TASK DIRECTIONS: Your task is to transcribe the data in full.

MATERIAL TO PROCESS:
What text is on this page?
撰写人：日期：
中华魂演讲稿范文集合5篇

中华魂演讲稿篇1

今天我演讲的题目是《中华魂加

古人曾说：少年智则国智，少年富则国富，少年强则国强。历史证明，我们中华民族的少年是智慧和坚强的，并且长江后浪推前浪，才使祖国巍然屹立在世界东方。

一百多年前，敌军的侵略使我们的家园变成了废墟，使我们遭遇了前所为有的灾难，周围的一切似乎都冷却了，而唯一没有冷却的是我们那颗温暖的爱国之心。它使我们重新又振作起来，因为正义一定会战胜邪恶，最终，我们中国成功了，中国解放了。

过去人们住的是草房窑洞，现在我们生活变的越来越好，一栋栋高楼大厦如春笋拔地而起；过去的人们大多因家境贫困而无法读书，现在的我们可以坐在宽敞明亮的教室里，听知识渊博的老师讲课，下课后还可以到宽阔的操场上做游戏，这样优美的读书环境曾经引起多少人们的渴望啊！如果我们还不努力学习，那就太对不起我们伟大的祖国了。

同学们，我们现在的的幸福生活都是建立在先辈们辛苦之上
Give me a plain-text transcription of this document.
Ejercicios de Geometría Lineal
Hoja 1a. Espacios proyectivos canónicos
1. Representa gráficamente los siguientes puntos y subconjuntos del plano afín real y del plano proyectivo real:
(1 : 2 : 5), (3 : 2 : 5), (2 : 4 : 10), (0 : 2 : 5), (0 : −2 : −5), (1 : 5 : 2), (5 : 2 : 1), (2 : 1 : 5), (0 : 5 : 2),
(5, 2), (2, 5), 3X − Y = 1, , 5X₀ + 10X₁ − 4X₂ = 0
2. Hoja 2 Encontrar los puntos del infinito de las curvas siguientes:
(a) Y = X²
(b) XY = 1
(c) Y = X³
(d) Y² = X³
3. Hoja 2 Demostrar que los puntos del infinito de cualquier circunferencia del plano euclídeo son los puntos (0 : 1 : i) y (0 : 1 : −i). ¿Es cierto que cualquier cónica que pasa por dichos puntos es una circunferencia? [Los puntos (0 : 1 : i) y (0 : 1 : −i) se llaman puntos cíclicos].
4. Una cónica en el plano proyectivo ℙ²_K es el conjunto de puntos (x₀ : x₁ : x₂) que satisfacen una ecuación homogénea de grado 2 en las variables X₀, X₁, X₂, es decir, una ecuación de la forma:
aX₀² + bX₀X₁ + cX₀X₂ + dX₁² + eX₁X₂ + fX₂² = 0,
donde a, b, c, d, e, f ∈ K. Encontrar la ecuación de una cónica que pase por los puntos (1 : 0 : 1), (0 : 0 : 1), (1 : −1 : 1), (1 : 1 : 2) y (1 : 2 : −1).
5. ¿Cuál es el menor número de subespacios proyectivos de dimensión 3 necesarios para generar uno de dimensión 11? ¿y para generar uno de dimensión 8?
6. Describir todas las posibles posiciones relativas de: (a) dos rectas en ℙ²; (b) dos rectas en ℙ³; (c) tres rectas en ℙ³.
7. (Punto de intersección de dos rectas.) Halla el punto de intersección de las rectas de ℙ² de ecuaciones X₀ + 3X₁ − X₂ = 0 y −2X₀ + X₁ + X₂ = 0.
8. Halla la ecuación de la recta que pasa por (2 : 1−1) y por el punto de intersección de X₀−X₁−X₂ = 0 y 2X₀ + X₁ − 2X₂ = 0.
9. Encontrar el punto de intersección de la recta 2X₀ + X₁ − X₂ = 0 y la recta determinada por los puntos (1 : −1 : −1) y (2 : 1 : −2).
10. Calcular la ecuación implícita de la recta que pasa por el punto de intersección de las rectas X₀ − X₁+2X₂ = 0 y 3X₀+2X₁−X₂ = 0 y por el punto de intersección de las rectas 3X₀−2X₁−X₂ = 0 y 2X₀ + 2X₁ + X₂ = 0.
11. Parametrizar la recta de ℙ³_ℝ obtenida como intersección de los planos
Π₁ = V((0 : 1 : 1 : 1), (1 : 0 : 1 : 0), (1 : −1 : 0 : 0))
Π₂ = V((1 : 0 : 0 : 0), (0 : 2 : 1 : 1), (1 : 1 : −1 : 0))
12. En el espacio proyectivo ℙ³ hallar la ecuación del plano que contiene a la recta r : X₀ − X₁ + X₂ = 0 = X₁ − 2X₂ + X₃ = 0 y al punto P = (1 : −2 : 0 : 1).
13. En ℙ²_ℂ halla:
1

THE RESPONSE:
What text is on this page?
撰写人：日期：
中华魂演讲稿范文集合5篇

中华魂演讲稿篇1

今天我演讲的题目是《中华魂加

古人曾说：少年智则国智，少年富则国富，少年强则国强。历史证明，我们中华民族的少年是智慧和坚强的，并且长江后浪推前浪，才使祖国巍然屹立在世界东方。

一百多年前，敌军的侵略使我们的家园变成了废墟，使我们遭遇了前所为有的灾难，周围的一切似乎都冷却了，而唯一没有冷却的是我们那颗温暖的爱国之心。它使我们重新又振作起来，因为正义一定会战胜邪恶，最终，我们中国成功了，中国解放了。

过去人们住的是草房窑洞，现在我们生活变的越来越好，一栋栋高楼大厦如春笋拔地而起；过去的人们大多因家境贫困而无法读书，现在的我们可以坐在宽敞明亮的教室里，听知识渊博的老师讲课，下课后还可以到宽阔的操场上做游戏，这样优美的读书环境曾经引起多少人们的渴望啊！如果我们还不努力学习，那就太对不起我们伟大的祖国了。

同学们，我们现在的的幸福生活都是建立在先辈们辛苦之上
Give me a plain-text transcription of this document.
Ejercicios de Geometría Lineal
Hoja 1a. Espacios proyectivos canónicos
1. Representa gráficamente los siguientes puntos y subconjuntos del plano afín real y del plano proyectivo real:
(1 : 2 : 5), (3 : 2 : 5), (2 : 4 : 10), (0 : 2 : 5), (0 : −2 : −5), (1 : 5 : 2), (5 : 2 : 1), (2 : 1 : 5), (0 : 5 : 2),
(5, 2), (2, 5), 3X − Y = 1, , 5X₀ + 10X₁ − 4X₂ = 0
2. Hoja 2 Encontrar los puntos del infinito de las curvas siguientes:
(a) Y = X²
(b) XY = 1
(c) Y = X³
(d) Y² = X³
3. Hoja 2 Demostrar que los puntos del infinito de cualquier circunferencia del plano euclídeo son los puntos (0 : 1 : i) y (0 : 1 : −i). ¿Es cierto que cualquier cónica que pasa por dichos puntos es una circunferencia? [Los puntos (0 : 1 : i) y (0 : 1 : −i) se llaman puntos cíclicos].
4. Una cónica en el plano proyectivo ℙ²_K es el conjunto de puntos (x₀ : x₁ : x₂) que satisfacen una ecuación homogénea de grado 2 en las variables X₀, X₁, X₂, es decir, una ecuación de la forma:
aX₀² + bX₀X₁ + cX₀X₂ + dX₁² + eX₁X₂ + fX₂² = 0,
donde a, b, c, d, e, f ∈ K. Encontrar la ecuación de una cónica que pase por los puntos (1 : 0 : 1), (0 : 0 : 1), (1 : −1 : 1), (1 : 1 : 2) y (1 : 2 : −1).
5. ¿Cuál es el menor número de subespacios proyectivos de dimensión 3 necesarios para generar uno de dimensión 11? ¿y para generar uno de dimensión 8?
6. Describir todas las posibles posiciones relativas de: (a) dos rectas en ℙ²; (b) dos rectas en ℙ³; (c) tres rectas en ℙ³.
7. (Punto de intersección de dos rectas.) Halla el punto de intersección de las rectas de ℙ² de ecuaciones X₀ + 3X₁ − X₂ = 0 y −2X₀ + X₁ + X₂ = 0.
8. Halla la ecuación de la recta que pasa por (2 : 1−1) y por el punto de intersección de X₀−X₁−X₂ = 0 y 2X₀ + X₁ − 2X₂ = 0.
9. Encontrar el punto de intersección de la recta 2X₀ + X₁ − X₂ = 0 y la recta determinada por los puntos (1 : −1 : −1) y (2 : 1 : −2).
10. Calcular la ecuación implícita de la recta que pasa por el punto de intersección de las rectas X₀ − X₁+2X₂ = 0 y 3X₀+2X₁−X₂ = 0 y por el punto de intersección de las rectas 3X₀−2X₁−X₂ = 0 y 2X₀ + 2X₁ + X₂ = 0.
11. Parametrizar la recta de ℙ³_ℝ obtenida como intersección de los planos
Π₁ = V((0 : 1 : 1 : 1), (1 : 0 : 1 : 0), (1 : −1 : 0 : 0))
Π₂ = V((1 : 0 : 0 : 0), (0 : 2 : 1 : 1), (1 : 1 : −1 : 0))
12. En el espacio proyectivo ℙ³ hallar la ecuación del plano que contiene a la recta r : X₀ − X₁ + X₂ = 0 = X₁ − 2X₂ + X₃ = 0 y al punto P = (1 : −2 : 0 : 1).
13. En ℙ²_ℂ halla:
1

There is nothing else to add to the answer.